* ARTICLE *
No one told us back then that the holiday was traif…that our people were prohibited from celebrating it. No one, not even our father (who art in heaven), a gent steadfast in Jewish practice, ever shared that in fact, our Halloween was in March… and called Purim. (Ed. Note 1: Our Dad would have told us but he was at a lodge meeting from 1955 to 1959).
Trick-or-treating was two nights back then. “Beggars’ Night” they called it — that street trek the night before. (And so it was that in grade school days we’d be ringing bells on Erev Halloween.
Growing up on the mean streets of South Euclid, Hal and I reveled in such joys as dressing up. Simpler times, they were…with simpler needs. Our household claimed a baseball glove for each guy, one bat and ball to share, and innocence. As for board games, it was checkers (with a chess board on the back for the likes of Mark Gelfand), Chutes And Ladders, and always Monopoly.
No frills for us— just thrills.
And so it was too with Halloween. I don’t know how many years we actually walked it, but I can assure one thing: both of us wore the same costume each and every year. (Ed.Note 2: I was a ferocious lion and Hal was a clown with a big nose. Ironic, I’d say).
They were safer times as well back then. Sans parents we’d walk the streets, terror striking only as we reached Rubin’s house up on Hinsdale. (Ed. Note 3: A high school friend of our mother’s, Mrs. Rubin felt compelled to kiss us, annually depositing thick red lipstick on the cheeks of the Brothers Bogart. Talk about pagan customs!).
By the time we had children the world had changed.
We were in Beachwood then … the Bogart clan (abridged addition) … where parents marched ‘long side their kin.

* INFORMATION PROVIDED *
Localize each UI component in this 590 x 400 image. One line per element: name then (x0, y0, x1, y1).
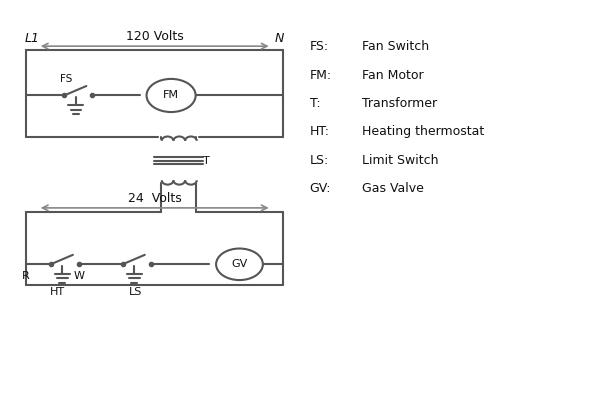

* TASKS TO PERFORM *
**a.** Transcribe a passage of the Halloween essay word for word, beginning at the words "No one told" and stopping after "1955 to 1959).".
**b.** Answer these questions from the Halloween essay:
(i) What was the trick-or-treating night before Halloween called?
(ii) What costume did the writer wear every year?
(iii) What did Mrs. Rubin leave on the boys' cheeks each year?
**c.** Pick up the Halloween essay after its final sentence and keep writing.
None of the data is needed here.

* RESPONSES TO THE TASKS *
**a.**
No one told us back then that the holiday was traif…that our people were prohibited from celebrating it. No one, not even our father (who art in heaven), a gent steadfast in Jewish practice, ever shared that in fact, our Halloween was in March… and called Purim. (Ed. Note 1: Our Dad would have told us but he was at a lodge meeting from 1955 to 1959).

**b.**
(i) Beggars' Night
(ii) A ferocious lion
(iii) Thick red lipstick

**c.**
I remember Michael donning a plastic garbage can: Oscar The Grouch. And I remember how one year Marty Wishnek’s father-in-law Nelson Levy stopped over clad as Cookie Monster — there‘s a snapshot in the archives, somewhere. (I don’t think Michael wants it). Oh! And I recall too how by Executive Order (from The Jersey Girl) the kids were chauffeured to Mandels’ street to pound doors with Josh and Rachel.
Thirty years ago it was— slightly less. The 90’s brought divorce and depression, then addition by subtraction. The Y2K’s meant renaissance, renewal, then children relocating…
I pushed the buggy up the hill last Friday. It was dusk out and within it sat Eli at fifteen months: eyes beaming up at 45 degrees from a burnt orange astronaut’s outfit. Maybe he could catch the heads of his parents ahead, but he could not, I well knew, see his brother, the dinosaur.
He heard him, though. I’m certain. And he felt him, I knew. We all did. The hills were alive with the sound of children!
—And at the very same moment, on a galaxy far, far away, my mother— the gem that dressed my brother as the clown and me as the lion…the lady that could barely spell “astronaut” and thought our Grandma Bogart was a dinosaur…she looked down on Chappaqua, New York — a town there’s not a chance she had heard of …
And smiled.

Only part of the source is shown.